**DIRECTIVE:** Give every line below again, exactly.

[Lines of data]

------------------------------

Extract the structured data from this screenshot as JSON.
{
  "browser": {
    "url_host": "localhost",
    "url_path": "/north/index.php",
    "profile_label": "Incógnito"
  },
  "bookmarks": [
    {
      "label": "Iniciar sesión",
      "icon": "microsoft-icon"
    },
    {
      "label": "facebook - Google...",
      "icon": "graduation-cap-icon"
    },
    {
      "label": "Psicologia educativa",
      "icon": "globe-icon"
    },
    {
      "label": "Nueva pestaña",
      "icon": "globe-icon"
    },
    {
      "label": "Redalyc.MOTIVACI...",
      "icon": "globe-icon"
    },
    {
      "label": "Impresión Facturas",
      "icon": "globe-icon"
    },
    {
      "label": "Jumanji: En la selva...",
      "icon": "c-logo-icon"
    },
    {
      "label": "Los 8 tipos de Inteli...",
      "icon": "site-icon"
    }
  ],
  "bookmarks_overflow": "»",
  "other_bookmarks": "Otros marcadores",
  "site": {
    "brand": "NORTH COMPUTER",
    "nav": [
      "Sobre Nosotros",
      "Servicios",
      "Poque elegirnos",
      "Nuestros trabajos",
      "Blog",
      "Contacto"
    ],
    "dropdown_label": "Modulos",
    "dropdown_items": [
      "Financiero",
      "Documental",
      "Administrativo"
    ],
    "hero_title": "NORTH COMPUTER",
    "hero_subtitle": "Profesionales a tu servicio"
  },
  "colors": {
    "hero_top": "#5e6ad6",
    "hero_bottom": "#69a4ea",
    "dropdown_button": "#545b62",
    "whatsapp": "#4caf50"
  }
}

------------------------------

**RESPONSE BELOW:**
Extract the structured data from this screenshot as JSON.
{
  "browser": {
    "url_host": "localhost",
    "url_path": "/north/index.php",
    "profile_label": "Incógnito"
  },
  "bookmarks": [
    {
      "label": "Iniciar sesión",
      "icon": "microsoft-icon"
    },
    {
      "label": "facebook - Google...",
      "icon": "graduation-cap-icon"
    },
    {
      "label": "Psicologia educativa",
      "icon": "globe-icon"
    },
    {
      "label": "Nueva pestaña",
      "icon": "globe-icon"
    },
    {
      "label": "Redalyc.MOTIVACI...",
      "icon": "globe-icon"
    },
    {
      "label": "Impresión Facturas",
      "icon": "globe-icon"
    },
    {
      "label": "Jumanji: En la selva...",
      "icon": "c-logo-icon"
    },
    {
      "label": "Los 8 tipos de Inteli...",
      "icon": "site-icon"
    }
  ],
  "bookmarks_overflow": "»",
  "other_bookmarks": "Otros marcadores",
  "site": {
    "brand": "NORTH COMPUTER",
    "nav": [
      "Sobre Nosotros",
      "Servicios",
      "Poque elegirnos",
      "Nuestros trabajos",
      "Blog",
      "Contacto"
    ],
    "dropdown_label": "Modulos",
    "dropdown_items": [
      "Financiero",
      "Documental",
      "Administrativo"
    ],
    "hero_title": "NORTH COMPUTER",
    "hero_subtitle": "Profesionales a tu servicio"
  },
  "colors": {
    "hero_top": "#5e6ad6",
    "hero_bottom": "#69a4ea",
    "dropdown_button": "#545b62",
    "whatsapp": "#4caf50"
  }
}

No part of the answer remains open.